Extracted data entries:
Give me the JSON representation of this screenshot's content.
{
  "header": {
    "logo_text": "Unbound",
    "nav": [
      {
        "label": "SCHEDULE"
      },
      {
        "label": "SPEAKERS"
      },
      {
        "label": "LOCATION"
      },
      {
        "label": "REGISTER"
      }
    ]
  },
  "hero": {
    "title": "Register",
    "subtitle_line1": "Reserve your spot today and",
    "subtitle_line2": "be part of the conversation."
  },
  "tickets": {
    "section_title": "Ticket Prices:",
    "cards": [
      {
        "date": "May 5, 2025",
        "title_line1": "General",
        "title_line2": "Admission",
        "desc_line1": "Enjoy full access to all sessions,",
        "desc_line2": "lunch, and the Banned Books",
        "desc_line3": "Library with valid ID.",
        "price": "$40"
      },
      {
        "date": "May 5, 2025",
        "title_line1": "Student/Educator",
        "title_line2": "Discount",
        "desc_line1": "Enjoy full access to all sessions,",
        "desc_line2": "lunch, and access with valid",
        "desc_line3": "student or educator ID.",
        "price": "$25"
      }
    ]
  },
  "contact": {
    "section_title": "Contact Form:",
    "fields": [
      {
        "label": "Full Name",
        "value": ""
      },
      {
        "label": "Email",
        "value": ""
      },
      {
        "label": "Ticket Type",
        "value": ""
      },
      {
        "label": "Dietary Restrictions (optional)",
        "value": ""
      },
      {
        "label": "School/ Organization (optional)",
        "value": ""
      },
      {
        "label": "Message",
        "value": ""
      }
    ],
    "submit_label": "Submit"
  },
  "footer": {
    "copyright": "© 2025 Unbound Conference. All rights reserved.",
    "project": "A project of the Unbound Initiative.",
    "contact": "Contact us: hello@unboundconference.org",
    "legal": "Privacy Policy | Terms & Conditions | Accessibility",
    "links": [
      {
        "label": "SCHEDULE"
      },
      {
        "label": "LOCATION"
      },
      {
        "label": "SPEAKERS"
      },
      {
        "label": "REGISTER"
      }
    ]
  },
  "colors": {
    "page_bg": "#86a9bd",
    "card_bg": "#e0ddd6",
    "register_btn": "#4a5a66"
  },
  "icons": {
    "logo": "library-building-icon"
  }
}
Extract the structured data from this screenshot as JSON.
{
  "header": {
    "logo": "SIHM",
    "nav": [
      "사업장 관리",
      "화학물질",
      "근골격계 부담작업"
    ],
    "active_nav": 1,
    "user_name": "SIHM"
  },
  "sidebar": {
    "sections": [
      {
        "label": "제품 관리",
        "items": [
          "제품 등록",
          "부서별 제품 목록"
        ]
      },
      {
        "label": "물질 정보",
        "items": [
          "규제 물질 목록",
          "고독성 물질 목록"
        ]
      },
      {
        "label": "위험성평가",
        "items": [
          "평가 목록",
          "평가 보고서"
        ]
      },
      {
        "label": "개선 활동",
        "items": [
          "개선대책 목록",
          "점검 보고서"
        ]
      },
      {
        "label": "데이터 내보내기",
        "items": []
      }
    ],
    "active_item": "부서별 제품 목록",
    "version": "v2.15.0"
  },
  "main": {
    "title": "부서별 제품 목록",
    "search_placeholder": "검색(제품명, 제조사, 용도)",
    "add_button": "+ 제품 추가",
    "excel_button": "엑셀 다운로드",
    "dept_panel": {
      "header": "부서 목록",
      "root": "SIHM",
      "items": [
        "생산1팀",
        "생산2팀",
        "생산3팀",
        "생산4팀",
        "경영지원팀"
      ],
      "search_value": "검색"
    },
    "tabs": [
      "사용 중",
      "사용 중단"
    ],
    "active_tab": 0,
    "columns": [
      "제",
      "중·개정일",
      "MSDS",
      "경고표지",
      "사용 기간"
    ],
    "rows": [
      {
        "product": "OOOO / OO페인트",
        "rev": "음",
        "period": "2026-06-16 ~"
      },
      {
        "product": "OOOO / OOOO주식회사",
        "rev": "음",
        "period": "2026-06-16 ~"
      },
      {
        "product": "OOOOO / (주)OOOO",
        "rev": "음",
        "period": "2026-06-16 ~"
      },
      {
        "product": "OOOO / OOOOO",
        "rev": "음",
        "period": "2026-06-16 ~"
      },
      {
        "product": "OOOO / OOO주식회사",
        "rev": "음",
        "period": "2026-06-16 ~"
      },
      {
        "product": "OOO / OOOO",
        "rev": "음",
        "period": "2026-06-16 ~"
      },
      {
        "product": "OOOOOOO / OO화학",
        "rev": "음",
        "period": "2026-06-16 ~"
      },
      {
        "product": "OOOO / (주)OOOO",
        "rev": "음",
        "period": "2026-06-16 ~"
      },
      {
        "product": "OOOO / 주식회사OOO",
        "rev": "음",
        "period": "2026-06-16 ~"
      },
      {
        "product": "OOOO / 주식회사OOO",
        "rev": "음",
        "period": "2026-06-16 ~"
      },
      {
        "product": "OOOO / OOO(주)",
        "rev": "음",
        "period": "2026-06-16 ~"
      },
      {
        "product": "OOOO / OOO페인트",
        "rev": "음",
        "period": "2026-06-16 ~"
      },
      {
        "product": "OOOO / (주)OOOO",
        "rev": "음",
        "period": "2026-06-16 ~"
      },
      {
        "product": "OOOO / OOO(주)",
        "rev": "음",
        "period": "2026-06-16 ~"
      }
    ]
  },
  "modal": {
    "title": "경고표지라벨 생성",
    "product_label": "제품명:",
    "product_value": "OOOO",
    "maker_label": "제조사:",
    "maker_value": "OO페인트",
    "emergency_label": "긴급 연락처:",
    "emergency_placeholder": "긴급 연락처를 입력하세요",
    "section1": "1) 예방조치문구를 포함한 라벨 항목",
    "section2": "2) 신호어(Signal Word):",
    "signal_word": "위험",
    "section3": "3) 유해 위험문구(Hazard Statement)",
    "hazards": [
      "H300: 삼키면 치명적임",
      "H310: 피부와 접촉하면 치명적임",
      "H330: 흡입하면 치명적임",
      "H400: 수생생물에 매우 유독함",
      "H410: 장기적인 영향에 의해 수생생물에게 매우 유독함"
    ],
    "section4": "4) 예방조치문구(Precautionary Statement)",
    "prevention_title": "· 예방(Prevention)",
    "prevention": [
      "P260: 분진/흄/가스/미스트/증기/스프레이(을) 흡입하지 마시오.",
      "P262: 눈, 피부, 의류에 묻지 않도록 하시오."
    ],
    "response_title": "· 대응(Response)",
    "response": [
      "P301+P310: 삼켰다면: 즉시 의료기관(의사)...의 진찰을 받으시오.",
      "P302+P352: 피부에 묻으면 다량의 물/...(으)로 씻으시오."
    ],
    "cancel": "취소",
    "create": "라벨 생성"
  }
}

WRITTEN EXERCISE: From the entries above, copy every line that holds the word "Statement".

SOLUTION FOR THIS PROBLEM:
    "section3": "3) 유해 위험문구(Hazard Statement)",
    "section4": "4) 예방조치문구(Precautionary Statement)",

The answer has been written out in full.